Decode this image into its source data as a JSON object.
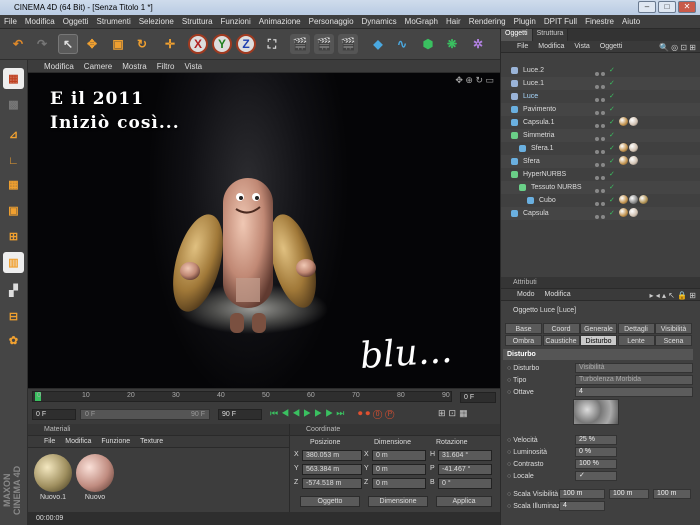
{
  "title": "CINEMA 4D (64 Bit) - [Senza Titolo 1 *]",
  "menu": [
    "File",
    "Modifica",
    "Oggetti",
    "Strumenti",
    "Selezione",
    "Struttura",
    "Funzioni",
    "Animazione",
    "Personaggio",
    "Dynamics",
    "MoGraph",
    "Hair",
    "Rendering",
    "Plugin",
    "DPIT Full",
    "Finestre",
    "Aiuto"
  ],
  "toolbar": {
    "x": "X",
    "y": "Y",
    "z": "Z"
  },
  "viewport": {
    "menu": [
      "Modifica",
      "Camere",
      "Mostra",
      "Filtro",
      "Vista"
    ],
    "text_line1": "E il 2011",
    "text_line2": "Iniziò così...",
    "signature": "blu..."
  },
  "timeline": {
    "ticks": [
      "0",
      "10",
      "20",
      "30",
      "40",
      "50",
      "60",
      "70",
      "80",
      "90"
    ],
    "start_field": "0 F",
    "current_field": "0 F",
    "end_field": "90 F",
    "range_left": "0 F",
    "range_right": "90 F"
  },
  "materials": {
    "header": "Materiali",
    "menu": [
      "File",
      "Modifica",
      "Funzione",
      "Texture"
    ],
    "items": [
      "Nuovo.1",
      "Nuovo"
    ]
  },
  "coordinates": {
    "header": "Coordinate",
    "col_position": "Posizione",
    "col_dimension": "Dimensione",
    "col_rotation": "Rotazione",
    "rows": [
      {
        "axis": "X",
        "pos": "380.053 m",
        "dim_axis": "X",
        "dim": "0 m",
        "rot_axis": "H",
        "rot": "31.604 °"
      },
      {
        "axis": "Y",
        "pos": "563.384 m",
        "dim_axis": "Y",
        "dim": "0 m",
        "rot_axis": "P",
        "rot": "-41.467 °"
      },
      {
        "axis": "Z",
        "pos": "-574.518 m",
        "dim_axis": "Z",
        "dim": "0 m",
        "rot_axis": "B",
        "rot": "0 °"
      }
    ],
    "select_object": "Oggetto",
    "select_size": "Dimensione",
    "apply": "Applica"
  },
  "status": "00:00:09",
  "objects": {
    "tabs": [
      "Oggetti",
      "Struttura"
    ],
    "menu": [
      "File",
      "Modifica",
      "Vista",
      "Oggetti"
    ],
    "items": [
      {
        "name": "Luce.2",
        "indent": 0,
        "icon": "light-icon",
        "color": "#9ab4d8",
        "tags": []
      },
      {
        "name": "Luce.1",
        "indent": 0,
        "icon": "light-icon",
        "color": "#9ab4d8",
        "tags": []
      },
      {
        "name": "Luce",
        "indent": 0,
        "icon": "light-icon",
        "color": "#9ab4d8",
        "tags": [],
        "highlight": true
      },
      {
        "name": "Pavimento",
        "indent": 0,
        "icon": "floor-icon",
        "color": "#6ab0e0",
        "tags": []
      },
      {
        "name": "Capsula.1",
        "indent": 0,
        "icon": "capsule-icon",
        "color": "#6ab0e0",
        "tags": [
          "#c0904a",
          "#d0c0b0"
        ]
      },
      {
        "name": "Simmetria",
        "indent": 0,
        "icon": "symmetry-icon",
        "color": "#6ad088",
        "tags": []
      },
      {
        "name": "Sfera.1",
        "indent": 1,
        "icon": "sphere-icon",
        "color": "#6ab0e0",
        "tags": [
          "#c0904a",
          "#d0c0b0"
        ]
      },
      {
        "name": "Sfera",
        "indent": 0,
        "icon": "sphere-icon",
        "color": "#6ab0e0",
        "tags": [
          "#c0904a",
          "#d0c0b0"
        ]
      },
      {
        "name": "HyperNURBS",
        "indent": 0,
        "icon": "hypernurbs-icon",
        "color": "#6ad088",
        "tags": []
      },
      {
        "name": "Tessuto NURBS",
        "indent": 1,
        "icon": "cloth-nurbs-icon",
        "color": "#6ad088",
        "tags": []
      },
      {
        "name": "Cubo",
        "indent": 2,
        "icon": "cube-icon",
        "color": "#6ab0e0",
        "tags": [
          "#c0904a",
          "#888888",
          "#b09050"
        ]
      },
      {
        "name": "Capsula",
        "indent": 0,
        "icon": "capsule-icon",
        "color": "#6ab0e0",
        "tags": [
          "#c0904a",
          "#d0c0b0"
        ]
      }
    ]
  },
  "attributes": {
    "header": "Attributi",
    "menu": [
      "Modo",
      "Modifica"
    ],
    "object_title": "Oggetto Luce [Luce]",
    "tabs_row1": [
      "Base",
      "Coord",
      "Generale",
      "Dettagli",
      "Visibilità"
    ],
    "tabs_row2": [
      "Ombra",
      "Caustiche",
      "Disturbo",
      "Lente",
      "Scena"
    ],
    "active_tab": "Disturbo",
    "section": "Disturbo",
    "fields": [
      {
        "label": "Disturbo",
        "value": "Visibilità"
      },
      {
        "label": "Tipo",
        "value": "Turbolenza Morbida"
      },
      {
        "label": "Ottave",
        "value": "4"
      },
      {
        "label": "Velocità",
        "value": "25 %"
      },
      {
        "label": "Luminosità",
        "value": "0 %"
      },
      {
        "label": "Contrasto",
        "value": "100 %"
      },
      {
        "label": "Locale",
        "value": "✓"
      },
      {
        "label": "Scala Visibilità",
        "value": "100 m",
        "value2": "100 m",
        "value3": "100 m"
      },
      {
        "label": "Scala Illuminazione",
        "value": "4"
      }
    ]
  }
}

.....

Without the pictures, write out every entry precisely as it appears.

• **EXERCISE OUTPUT**:
Decode this image into its source data as a JSON object.
{
  "title": "CINEMA 4D (64 Bit) - [Senza Titolo 1 *]",
  "menu": [
    "File",
    "Modifica",
    "Oggetti",
    "Strumenti",
    "Selezione",
    "Struttura",
    "Funzioni",
    "Animazione",
    "Personaggio",
    "Dynamics",
    "MoGraph",
    "Hair",
    "Rendering",
    "Plugin",
    "DPIT Full",
    "Finestre",
    "Aiuto"
  ],
  "toolbar": {
    "x": "X",
    "y": "Y",
    "z": "Z"
  },
  "viewport": {
    "menu": [
      "Modifica",
      "Camere",
      "Mostra",
      "Filtro",
      "Vista"
    ],
    "text_line1": "E il 2011",
    "text_line2": "Iniziò così...",
    "signature": "blu..."
  },
  "timeline": {
    "ticks": [
      "0",
      "10",
      "20",
      "30",
      "40",
      "50",
      "60",
      "70",
      "80",
      "90"
    ],
    "start_field": "0 F",
    "current_field": "0 F",
    "end_field": "90 F",
    "range_left": "0 F",
    "range_right": "90 F"
  },
  "materials": {
    "header": "Materiali",
    "menu": [
      "File",
      "Modifica",
      "Funzione",
      "Texture"
    ],
    "items": [
      "Nuovo.1",
      "Nuovo"
    ]
  },
  "coordinates": {
    "header": "Coordinate",
    "col_position": "Posizione",
    "col_dimension": "Dimensione",
    "col_rotation": "Rotazione",
    "rows": [
      {
        "axis": "X",
        "pos": "380.053 m",
        "dim_axis": "X",
        "dim": "0 m",
        "rot_axis": "H",
        "rot": "31.604 °"
      },
      {
        "axis": "Y",
        "pos": "563.384 m",
        "dim_axis": "Y",
        "dim": "0 m",
        "rot_axis": "P",
        "rot": "-41.467 °"
      },
      {
        "axis": "Z",
        "pos": "-574.518 m",
        "dim_axis": "Z",
        "dim": "0 m",
        "rot_axis": "B",
        "rot": "0 °"
      }
    ],
    "select_object": "Oggetto",
    "select_size": "Dimensione",
    "apply": "Applica"
  },
  "status": "00:00:09",
  "objects": {
    "tabs": [
      "Oggetti",
      "Struttura"
    ],
    "menu": [
      "File",
      "Modifica",
      "Vista",
      "Oggetti"
    ],
    "items": [
      {
        "name": "Luce.2",
        "indent": 0,
        "icon": "light-icon",
        "color": "#9ab4d8",
        "tags": []
      },
      {
        "name": "Luce.1",
        "indent": 0,
        "icon": "light-icon",
        "color": "#9ab4d8",
        "tags": []
      },
      {
        "name": "Luce",
        "indent": 0,
        "icon": "light-icon",
        "color": "#9ab4d8",
        "tags": [],
        "highlight": true
      },
      {
        "name": "Pavimento",
        "indent": 0,
        "icon": "floor-icon",
        "color": "#6ab0e0",
        "tags": []
      },
      {
        "name": "Capsula.1",
        "indent": 0,
        "icon": "capsule-icon",
        "color": "#6ab0e0",
        "tags": [
          "#c0904a",
          "#d0c0b0"
        ]
      },
      {
        "name": "Simmetria",
        "indent": 0,
        "icon": "symmetry-icon",
        "color": "#6ad088",
        "tags": []
      },
      {
        "name": "Sfera.1",
        "indent": 1,
        "icon": "sphere-icon",
        "color": "#6ab0e0",
        "tags": [
          "#c0904a",
          "#d0c0b0"
        ]
      },
      {
        "name": "Sfera",
        "indent": 0,
        "icon": "sphere-icon",
        "color": "#6ab0e0",
        "tags": [
          "#c0904a",
          "#d0c0b0"
        ]
      },
      {
        "name": "HyperNURBS",
        "indent": 0,
        "icon": "hypernurbs-icon",
        "color": "#6ad088",
        "tags": []
      },
      {
        "name": "Tessuto NURBS",
        "indent": 1,
        "icon": "cloth-nurbs-icon",
        "color": "#6ad088",
        "tags": []
      },
      {
        "name": "Cubo",
        "indent": 2,
        "icon": "cube-icon",
        "color": "#6ab0e0",
        "tags": [
          "#c0904a",
          "#888888",
          "#b09050"
        ]
      },
      {
        "name": "Capsula",
        "indent": 0,
        "icon": "capsule-icon",
        "color": "#6ab0e0",
        "tags": [
          "#c0904a",
          "#d0c0b0"
        ]
      }
    ]
  },
  "attributes": {
    "header": "Attributi",
    "menu": [
      "Modo",
      "Modifica"
    ],
    "object_title": "Oggetto Luce [Luce]",
    "tabs_row1": [
      "Base",
      "Coord",
      "Generale",
      "Dettagli",
      "Visibilità"
    ],
    "tabs_row2": [
      "Ombra",
      "Caustiche",
      "Disturbo",
      "Lente",
      "Scena"
    ],
    "active_tab": "Disturbo",
    "section": "Disturbo",
    "fields": [
      {
        "label": "Disturbo",
        "value": "Visibilità"
      },
      {
        "label": "Tipo",
        "value": "Turbolenza Morbida"
      },
      {
        "label": "Ottave",
        "value": "4"
      },
      {
        "label": "Velocità",
        "value": "25 %"
      },
      {
        "label": "Luminosità",
        "value": "0 %"
      },
      {
        "label": "Contrasto",
        "value": "100 %"
      },
      {
        "label": "Locale",
        "value": "✓"
      },
      {
        "label": "Scala Visibilità",
        "value": "100 m",
        "value2": "100 m",
        "value3": "100 m"
      },
      {
        "label": "Scala Illuminazione",
        "value": "4"
      }
    ]
  }
}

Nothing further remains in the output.